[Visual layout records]
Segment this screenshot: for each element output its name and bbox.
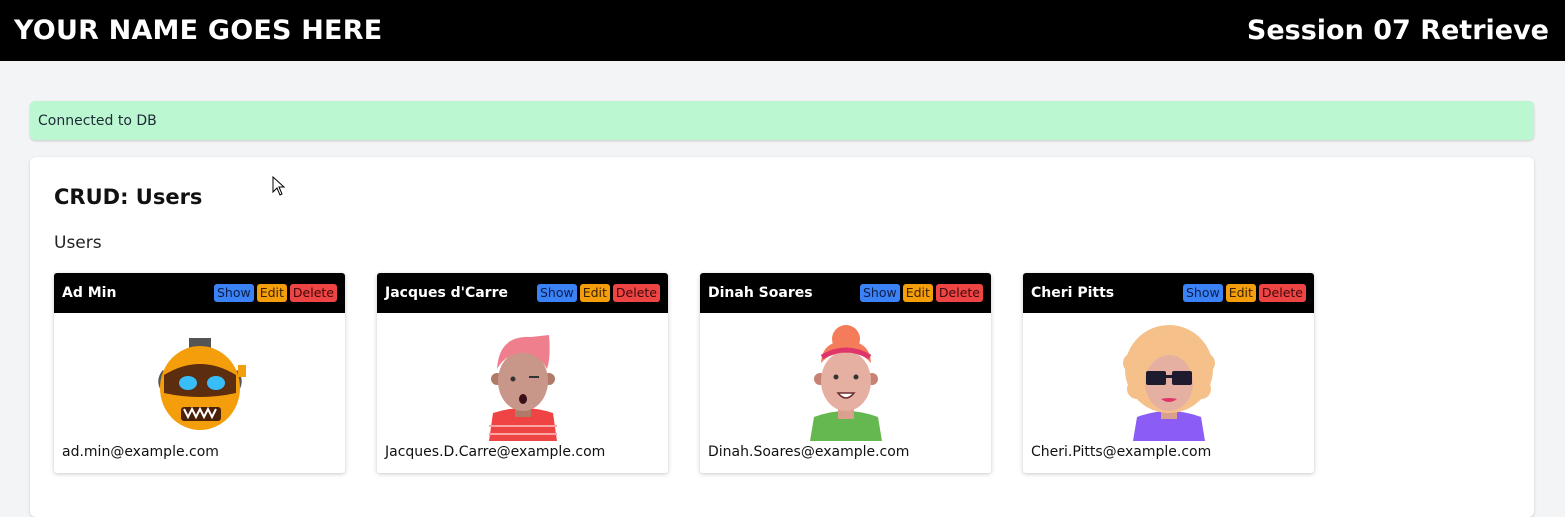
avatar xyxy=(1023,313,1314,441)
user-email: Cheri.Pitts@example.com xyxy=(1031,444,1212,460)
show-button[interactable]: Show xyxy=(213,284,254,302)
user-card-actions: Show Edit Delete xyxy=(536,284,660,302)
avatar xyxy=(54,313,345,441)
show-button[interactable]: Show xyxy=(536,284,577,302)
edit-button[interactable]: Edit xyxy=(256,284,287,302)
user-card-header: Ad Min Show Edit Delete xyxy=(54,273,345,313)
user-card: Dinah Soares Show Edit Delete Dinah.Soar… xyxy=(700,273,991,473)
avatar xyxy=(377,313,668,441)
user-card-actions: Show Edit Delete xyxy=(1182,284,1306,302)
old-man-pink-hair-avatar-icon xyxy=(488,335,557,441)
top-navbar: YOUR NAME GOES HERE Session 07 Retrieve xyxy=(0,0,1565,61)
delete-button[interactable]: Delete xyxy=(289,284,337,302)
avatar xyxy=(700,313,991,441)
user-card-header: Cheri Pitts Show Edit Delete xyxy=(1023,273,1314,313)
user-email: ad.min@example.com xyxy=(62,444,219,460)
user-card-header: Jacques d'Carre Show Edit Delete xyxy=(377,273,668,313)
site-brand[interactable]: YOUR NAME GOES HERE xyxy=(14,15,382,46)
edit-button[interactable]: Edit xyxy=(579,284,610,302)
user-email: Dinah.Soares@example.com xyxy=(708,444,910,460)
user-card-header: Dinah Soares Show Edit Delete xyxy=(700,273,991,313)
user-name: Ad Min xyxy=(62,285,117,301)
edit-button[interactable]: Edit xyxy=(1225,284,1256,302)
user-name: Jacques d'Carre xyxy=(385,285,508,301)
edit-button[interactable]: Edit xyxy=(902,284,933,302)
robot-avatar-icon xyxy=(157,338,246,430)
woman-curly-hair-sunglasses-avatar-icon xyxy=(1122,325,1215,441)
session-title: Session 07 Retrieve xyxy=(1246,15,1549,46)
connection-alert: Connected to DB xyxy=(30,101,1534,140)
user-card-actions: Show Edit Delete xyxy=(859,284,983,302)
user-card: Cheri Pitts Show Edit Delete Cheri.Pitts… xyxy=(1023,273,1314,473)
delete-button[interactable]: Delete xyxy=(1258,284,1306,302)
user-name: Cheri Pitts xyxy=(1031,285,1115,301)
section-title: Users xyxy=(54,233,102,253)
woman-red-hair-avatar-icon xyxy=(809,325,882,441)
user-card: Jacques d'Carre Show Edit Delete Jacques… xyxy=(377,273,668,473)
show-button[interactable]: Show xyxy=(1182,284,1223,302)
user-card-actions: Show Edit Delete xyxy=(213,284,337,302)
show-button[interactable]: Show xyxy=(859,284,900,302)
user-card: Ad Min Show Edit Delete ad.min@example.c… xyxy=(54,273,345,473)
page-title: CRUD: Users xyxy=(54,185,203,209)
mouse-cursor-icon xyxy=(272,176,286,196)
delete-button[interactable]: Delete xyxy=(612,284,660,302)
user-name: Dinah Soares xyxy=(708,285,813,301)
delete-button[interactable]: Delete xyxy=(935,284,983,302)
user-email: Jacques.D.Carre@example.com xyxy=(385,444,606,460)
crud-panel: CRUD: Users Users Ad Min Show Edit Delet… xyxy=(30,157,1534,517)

WORK REQUIRED>
Render the stretch of material from the line containing "avatar xyxy=(1023,313,1314,441)" through the line containing "avatar xyxy=(700,313,991,441)" as a Markdown table with the columns No. and Entry. Number each line in order, and leave out any blank lines.

EXPECTED ANSWER>
| No. | Entry |
|---|---|
| 1 | avatar xyxy=(1023,313,1314,441) |
| 2 | user-email: Cheri.Pitts@example.com xyxy=(1031,444,1212,460) |
| 3 | show-button[interactable]: Show xyxy=(213,284,254,302) |
| 4 | user-card-actions: Show Edit Delete xyxy=(536,284,660,302) |
| 5 | avatar xyxy=(54,313,345,441) |
| 6 | show-button[interactable]: Show xyxy=(536,284,577,302) |
| 7 | edit-button[interactable]: Edit xyxy=(256,284,287,302) |
| 8 | user-card-header: Ad Min Show Edit Delete xyxy=(54,273,345,313) |
| 9 | user-card: Dinah Soares Show Edit Delete Dinah.Soar… xyxy=(700,273,991,473) |
| 10 | avatar xyxy=(377,313,668,441) |
| 11 | user-card-actions: Show Edit Delete xyxy=(1182,284,1306,302) |
| 12 | old-man-pink-hair-avatar-icon xyxy=(488,335,557,441) |
| 13 | top-navbar: YOUR NAME GOES HERE Session 07 Retrieve xyxy=(0,0,1565,61) |
| 14 | delete-button[interactable]: Delete xyxy=(289,284,337,302) |
| 15 | avatar xyxy=(700,313,991,441) |